--- BEGIN Task material ---

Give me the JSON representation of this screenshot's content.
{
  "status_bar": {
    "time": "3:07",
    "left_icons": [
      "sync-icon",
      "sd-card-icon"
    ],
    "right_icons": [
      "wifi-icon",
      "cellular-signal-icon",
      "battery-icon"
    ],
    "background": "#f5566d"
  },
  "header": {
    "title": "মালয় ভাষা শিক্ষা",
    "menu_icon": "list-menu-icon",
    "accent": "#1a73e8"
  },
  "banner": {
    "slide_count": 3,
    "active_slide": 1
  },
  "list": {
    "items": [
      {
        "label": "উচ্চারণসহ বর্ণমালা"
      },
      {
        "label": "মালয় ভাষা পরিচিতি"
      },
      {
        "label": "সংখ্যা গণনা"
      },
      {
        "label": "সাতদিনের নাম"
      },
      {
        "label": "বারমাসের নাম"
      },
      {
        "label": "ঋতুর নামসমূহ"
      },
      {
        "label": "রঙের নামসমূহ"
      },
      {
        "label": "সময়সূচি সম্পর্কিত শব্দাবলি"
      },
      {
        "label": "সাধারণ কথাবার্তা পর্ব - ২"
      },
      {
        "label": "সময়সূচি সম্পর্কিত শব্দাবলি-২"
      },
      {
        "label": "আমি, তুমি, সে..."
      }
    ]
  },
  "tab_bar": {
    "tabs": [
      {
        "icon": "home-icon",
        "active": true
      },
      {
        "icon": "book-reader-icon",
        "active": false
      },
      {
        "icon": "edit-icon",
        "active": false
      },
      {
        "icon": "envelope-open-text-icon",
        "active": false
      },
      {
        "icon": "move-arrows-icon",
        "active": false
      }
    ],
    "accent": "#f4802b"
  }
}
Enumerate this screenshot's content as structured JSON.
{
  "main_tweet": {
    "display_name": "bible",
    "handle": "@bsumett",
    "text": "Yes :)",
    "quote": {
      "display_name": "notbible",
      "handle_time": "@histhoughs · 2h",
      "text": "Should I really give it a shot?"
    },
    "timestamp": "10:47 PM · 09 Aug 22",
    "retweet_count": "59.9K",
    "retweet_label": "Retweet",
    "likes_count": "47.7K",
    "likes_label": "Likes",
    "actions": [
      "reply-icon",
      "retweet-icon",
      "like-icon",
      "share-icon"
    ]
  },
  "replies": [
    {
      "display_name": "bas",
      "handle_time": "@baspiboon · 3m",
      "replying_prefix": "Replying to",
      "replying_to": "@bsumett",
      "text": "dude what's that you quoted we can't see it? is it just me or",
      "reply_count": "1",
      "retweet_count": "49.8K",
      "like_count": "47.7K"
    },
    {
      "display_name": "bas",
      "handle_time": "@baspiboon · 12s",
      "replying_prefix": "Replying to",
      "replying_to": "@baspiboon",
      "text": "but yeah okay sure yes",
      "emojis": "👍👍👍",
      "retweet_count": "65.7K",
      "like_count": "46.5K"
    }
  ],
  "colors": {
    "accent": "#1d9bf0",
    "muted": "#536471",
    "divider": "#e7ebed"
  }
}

--- END Task material ---

Stated problem:
Retype all the records, matching them exactly.

The completed task:
Give me the JSON representation of this screenshot's content.
{
  "status_bar": {
    "time": "3:07",
    "left_icons": [
      "sync-icon",
      "sd-card-icon"
    ],
    "right_icons": [
      "wifi-icon",
      "cellular-signal-icon",
      "battery-icon"
    ],
    "background": "#f5566d"
  },
  "header": {
    "title": "মালয় ভাষা শিক্ষা",
    "menu_icon": "list-menu-icon",
    "accent": "#1a73e8"
  },
  "banner": {
    "slide_count": 3,
    "active_slide": 1
  },
  "list": {
    "items": [
      {
        "label": "উচ্চারণসহ বর্ণমালা"
      },
      {
        "label": "মালয় ভাষা পরিচিতি"
      },
      {
        "label": "সংখ্যা গণনা"
      },
      {
        "label": "সাতদিনের নাম"
      },
      {
        "label": "বারমাসের নাম"
      },
      {
        "label": "ঋতুর নামসমূহ"
      },
      {
        "label": "রঙের নামসমূহ"
      },
      {
        "label": "সময়সূচি সম্পর্কিত শব্দাবলি"
      },
      {
        "label": "সাধারণ কথাবার্তা পর্ব - ২"
      },
      {
        "label": "সময়সূচি সম্পর্কিত শব্দাবলি-২"
      },
      {
        "label": "আমি, তুমি, সে..."
      }
    ]
  },
  "tab_bar": {
    "tabs": [
      {
        "icon": "home-icon",
        "active": true
      },
      {
        "icon": "book-reader-icon",
        "active": false
      },
      {
        "icon": "edit-icon",
        "active": false
      },
      {
        "icon": "envelope-open-text-icon",
        "active": false
      },
      {
        "icon": "move-arrows-icon",
        "active": false
      }
    ],
    "accent": "#f4802b"
  }
}
Enumerate this screenshot's content as structured JSON.
{
  "main_tweet": {
    "display_name": "bible",
    "handle": "@bsumett",
    "text": "Yes :)",
    "quote": {
      "display_name": "notbible",
      "handle_time": "@histhoughs · 2h",
      "text": "Should I really give it a shot?"
    },
    "timestamp": "10:47 PM · 09 Aug 22",
    "retweet_count": "59.9K",
    "retweet_label": "Retweet",
    "likes_count": "47.7K",
    "likes_label": "Likes",
    "actions": [
      "reply-icon",
      "retweet-icon",
      "like-icon",
      "share-icon"
    ]
  },
  "replies": [
    {
      "display_name": "bas",
      "handle_time": "@baspiboon · 3m",
      "replying_prefix": "Replying to",
      "replying_to": "@bsumett",
      "text": "dude what's that you quoted we can't see it? is it just me or",
      "reply_count": "1",
      "retweet_count": "49.8K",
      "like_count": "47.7K"
    },
    {
      "display_name": "bas",
      "handle_time": "@baspiboon · 12s",
      "replying_prefix": "Replying to",
      "replying_to": "@baspiboon",
      "text": "but yeah okay sure yes",
      "emojis": "👍👍👍",
      "retweet_count": "65.7K",
      "like_count": "46.5K"
    }
  ],
  "colors": {
    "accent": "#1d9bf0",
    "muted": "#536471",
    "divider": "#e7ebed"
  }
}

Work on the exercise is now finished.